Return the number of lines that include the string "extended", without any other text.

### Material to process
◆ ◆ ◆ ◆ ◆

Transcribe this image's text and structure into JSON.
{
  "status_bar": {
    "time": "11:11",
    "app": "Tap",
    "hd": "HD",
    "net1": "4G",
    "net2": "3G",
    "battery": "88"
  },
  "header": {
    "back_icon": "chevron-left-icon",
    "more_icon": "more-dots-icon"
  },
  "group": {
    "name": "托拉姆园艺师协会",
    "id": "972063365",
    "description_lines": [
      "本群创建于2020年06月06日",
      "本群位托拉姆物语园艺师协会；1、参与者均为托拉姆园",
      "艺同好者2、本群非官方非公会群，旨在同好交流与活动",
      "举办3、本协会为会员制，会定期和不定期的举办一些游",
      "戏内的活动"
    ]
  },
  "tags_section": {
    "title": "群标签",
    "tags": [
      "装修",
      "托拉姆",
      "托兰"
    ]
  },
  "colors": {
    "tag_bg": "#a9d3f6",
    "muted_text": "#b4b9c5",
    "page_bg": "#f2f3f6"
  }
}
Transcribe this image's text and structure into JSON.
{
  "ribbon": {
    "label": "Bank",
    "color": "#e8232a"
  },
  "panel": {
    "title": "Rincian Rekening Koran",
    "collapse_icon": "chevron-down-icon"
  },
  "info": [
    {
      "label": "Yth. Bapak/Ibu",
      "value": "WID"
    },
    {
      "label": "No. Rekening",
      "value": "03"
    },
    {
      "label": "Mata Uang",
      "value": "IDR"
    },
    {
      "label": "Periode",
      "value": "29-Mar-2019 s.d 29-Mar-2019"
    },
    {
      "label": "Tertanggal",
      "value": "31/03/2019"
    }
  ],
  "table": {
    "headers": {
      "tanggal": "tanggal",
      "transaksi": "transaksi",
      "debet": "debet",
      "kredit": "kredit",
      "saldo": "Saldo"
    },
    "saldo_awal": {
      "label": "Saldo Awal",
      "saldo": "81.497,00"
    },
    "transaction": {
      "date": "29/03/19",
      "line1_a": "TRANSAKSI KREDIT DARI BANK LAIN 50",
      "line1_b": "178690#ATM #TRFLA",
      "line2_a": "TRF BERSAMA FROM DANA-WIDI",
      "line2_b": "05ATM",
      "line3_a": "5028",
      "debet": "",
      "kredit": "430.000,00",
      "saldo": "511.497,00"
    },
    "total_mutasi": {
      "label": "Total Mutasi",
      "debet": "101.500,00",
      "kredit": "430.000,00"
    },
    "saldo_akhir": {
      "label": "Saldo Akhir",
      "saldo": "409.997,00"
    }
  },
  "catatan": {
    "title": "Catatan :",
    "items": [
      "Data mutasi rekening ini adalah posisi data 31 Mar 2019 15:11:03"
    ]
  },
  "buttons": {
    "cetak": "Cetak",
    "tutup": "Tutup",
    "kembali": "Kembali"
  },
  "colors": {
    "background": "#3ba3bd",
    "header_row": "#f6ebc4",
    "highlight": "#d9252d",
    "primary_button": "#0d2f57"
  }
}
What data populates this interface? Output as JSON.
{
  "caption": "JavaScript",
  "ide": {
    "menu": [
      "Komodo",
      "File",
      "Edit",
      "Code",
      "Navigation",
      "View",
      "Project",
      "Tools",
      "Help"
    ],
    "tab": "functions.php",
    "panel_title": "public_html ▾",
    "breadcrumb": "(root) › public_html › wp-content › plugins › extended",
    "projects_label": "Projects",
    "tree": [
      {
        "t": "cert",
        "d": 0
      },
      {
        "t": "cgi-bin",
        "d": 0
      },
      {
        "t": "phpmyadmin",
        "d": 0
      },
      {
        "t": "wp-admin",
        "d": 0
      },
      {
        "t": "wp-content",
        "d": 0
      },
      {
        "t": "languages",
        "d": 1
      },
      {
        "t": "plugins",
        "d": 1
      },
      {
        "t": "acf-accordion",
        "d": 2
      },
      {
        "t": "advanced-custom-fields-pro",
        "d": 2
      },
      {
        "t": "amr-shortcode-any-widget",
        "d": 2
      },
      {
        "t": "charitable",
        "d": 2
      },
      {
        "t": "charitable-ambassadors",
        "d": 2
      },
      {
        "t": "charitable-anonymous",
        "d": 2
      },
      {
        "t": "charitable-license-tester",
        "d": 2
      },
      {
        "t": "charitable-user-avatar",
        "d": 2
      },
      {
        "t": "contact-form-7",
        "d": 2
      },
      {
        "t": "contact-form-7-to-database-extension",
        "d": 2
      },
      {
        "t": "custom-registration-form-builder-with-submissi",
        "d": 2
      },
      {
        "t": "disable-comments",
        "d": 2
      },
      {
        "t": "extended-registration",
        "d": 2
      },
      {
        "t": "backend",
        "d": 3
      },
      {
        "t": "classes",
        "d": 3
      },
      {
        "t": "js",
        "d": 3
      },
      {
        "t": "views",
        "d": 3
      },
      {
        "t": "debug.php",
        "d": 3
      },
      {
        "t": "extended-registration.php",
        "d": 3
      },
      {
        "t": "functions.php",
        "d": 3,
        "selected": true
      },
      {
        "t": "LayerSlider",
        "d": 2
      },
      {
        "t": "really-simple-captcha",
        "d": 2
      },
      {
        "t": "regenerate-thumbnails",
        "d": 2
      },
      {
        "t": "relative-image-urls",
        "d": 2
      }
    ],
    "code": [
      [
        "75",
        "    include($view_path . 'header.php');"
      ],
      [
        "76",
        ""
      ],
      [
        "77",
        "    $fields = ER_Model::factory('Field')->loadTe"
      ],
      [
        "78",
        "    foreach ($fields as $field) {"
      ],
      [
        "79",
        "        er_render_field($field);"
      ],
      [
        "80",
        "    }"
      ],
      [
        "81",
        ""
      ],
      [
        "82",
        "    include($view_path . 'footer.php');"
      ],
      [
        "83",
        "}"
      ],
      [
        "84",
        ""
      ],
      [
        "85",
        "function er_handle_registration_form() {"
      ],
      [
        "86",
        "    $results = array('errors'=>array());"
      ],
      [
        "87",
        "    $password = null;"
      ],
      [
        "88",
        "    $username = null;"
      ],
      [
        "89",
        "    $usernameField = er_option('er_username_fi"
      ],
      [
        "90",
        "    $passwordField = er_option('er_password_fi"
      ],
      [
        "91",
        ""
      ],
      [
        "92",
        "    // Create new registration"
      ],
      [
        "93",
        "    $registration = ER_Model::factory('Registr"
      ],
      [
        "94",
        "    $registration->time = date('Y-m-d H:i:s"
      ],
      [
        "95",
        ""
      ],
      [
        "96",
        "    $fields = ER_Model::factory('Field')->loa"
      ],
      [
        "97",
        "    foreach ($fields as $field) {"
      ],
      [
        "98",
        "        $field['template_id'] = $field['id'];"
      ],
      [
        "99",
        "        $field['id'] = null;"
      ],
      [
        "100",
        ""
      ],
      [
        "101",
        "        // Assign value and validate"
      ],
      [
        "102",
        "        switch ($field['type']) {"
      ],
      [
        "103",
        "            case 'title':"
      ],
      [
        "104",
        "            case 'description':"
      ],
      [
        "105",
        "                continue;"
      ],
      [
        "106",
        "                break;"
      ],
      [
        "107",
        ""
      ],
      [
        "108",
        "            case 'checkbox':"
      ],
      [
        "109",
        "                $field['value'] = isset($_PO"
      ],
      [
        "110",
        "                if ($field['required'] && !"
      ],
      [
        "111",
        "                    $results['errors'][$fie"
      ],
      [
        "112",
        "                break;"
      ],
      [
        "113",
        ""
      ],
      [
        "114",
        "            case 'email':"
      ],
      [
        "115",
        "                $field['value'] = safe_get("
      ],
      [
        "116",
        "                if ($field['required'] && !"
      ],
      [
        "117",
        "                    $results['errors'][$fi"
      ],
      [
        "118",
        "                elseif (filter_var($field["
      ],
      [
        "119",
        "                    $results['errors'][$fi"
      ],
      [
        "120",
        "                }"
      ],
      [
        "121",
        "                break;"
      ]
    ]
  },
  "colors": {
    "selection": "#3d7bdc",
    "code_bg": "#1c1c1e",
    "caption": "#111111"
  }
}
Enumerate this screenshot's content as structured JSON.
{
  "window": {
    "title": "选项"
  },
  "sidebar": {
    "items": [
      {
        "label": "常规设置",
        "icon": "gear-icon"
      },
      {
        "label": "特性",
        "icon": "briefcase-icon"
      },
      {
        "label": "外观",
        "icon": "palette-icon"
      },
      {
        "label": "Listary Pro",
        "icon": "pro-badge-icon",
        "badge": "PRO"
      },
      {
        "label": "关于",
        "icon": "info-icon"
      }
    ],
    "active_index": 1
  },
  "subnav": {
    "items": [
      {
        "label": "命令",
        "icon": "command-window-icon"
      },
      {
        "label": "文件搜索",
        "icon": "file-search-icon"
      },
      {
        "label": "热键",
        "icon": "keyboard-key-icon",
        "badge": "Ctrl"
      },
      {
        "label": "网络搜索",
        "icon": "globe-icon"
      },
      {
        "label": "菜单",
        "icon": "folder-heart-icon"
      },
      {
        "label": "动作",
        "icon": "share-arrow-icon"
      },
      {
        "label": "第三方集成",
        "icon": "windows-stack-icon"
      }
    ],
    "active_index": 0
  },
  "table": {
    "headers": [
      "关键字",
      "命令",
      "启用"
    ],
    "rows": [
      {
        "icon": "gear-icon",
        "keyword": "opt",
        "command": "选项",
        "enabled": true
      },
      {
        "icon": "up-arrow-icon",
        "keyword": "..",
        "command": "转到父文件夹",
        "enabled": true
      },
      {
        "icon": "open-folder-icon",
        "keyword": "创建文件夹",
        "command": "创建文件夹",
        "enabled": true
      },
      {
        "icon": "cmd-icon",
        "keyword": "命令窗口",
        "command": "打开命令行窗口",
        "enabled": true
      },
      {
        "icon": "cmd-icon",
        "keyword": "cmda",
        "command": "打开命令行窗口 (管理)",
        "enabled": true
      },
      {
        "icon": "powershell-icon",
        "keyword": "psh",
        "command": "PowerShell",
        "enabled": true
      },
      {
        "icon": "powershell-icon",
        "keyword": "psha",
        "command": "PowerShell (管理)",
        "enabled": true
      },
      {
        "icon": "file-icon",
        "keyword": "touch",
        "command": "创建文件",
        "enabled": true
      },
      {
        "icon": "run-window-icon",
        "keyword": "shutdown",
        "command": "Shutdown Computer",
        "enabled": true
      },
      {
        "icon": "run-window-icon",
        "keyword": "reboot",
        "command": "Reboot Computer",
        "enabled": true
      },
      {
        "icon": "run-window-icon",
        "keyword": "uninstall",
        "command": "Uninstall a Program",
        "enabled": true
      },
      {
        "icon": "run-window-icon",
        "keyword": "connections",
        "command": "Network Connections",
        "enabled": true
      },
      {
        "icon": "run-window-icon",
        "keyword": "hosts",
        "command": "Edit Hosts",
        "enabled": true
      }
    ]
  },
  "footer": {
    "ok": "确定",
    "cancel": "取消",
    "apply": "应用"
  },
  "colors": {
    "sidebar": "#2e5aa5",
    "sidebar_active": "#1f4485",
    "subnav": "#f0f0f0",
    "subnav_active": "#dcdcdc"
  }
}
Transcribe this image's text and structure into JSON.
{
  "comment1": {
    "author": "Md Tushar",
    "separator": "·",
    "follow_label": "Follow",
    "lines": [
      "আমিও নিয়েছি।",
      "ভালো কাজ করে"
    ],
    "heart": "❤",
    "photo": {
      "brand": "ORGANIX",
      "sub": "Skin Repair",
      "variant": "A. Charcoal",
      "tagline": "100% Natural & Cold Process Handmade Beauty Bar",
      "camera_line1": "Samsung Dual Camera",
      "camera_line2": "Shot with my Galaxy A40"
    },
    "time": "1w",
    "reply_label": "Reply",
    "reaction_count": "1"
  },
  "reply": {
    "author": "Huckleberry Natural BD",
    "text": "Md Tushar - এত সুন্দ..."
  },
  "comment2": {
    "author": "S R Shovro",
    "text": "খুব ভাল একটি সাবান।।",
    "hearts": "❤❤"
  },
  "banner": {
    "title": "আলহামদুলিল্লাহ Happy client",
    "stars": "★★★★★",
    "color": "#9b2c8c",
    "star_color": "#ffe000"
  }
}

◆ ◆ ◆ ◆ ◆

### Answer to this task
3